TASK >> Check every line of the entries for "aliâs", and copy the lines that hold it.

┌──

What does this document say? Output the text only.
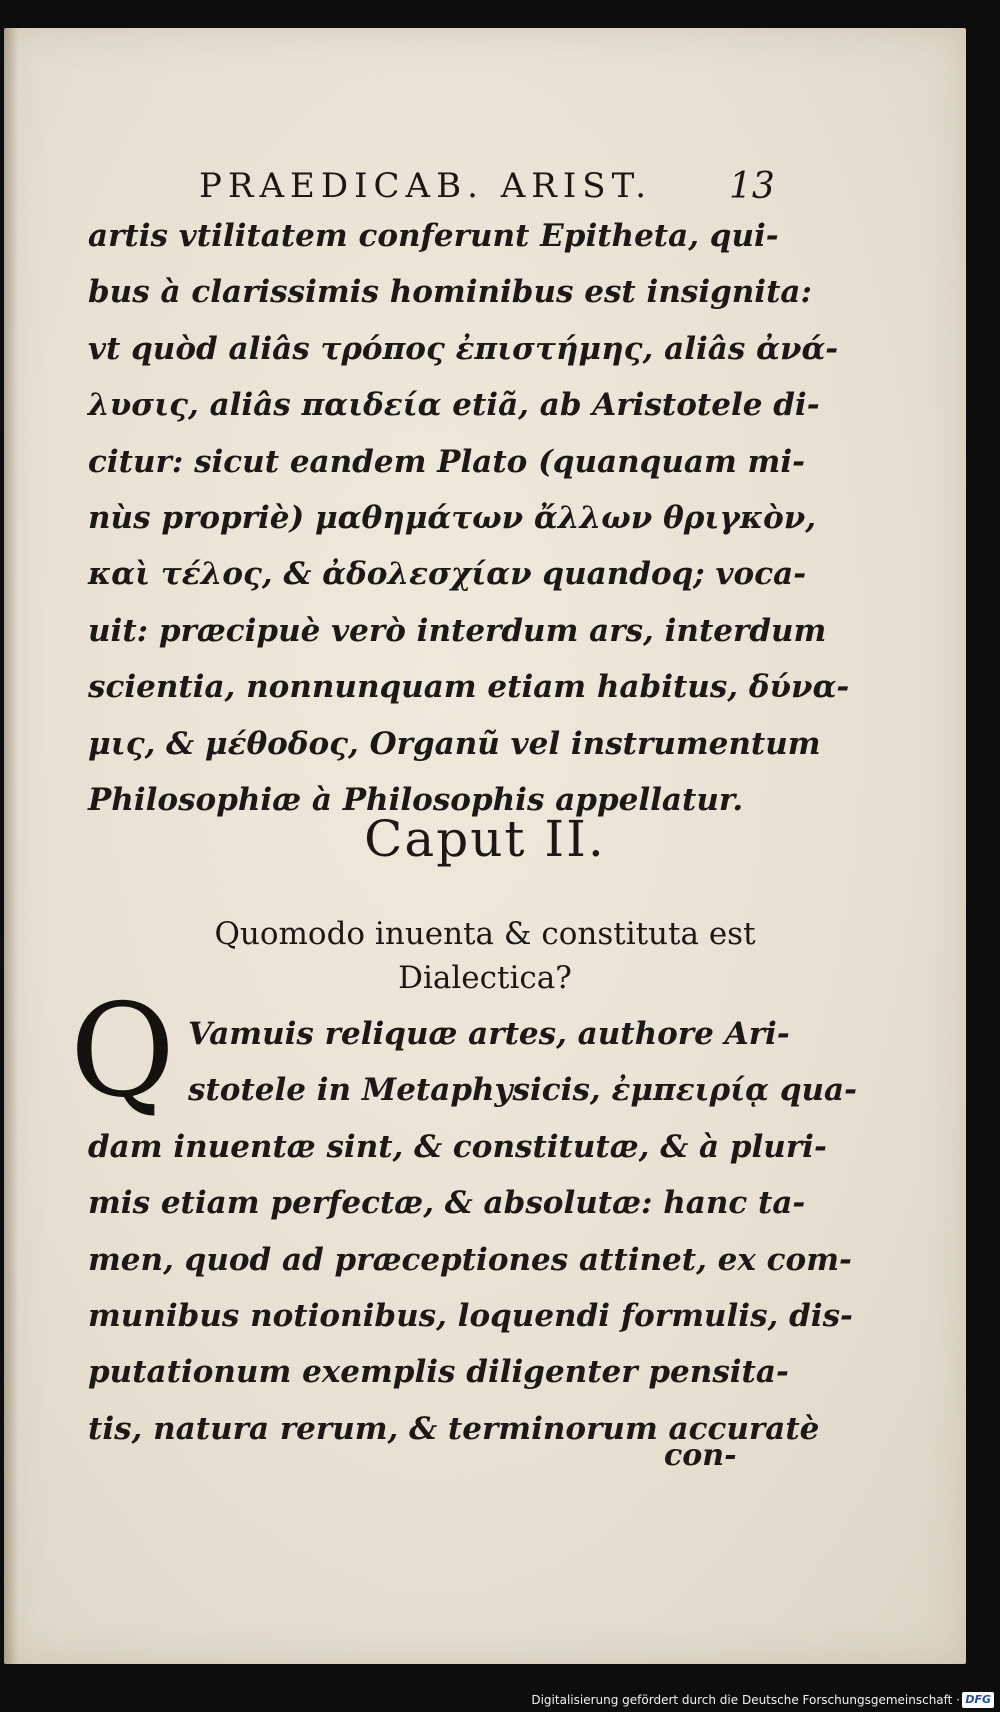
PRAEDICAB. ARIST. 13
artis vtilitatem conferunt Epitheta, qui-
bus à clarissimis hominibus est insignita:
vt quòd aliâs τρόπος ἐπιστήμης, aliâs ἀνά-
λυσις, aliâs παιδεία etiã, ab Aristotele di-
citur: sicut eandem Plato (quanquam mi-
nùs propriè) μαθημάτων ἄλλων θριγκὸν,
καὶ τέλος, & ἀδολεσχίαν quandoq; voca-
uit: præcipuè verò interdum ars, interdum
scientia, nonnunquam etiam habitus, δύνα-
μις, & μέθοδος, Organũ vel instrumentum
Philosophiæ à Philosophis appellatur.
Caput II.
Quomodo inuenta & constituta est
Dialectica?
Q Vamuis reliquæ artes, authore Ari-
stotele in Metaphysicis, ἐμπειρίᾳ qua-
dam inuentæ sint, & constitutæ, & à pluri-
mis etiam perfectæ, & absolutæ: hanc ta-
men, quod ad præceptiones attinet, ex com-
munibus notionibus, loquendi formulis, dis-
putationum exemplis diligenter pensita-
tis, natura rerum, & terminorum accuratè
con-
Digitalisierung gefördert durch die Deutsche Forschungsgemeinschaft · DFG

└──

FINAL ANSWER >>
vt quòd aliâs τρόπος ἐπιστήμης, aliâs ἀνά-
λυσις, aliâs παιδεία etiã, ab Aristotele di-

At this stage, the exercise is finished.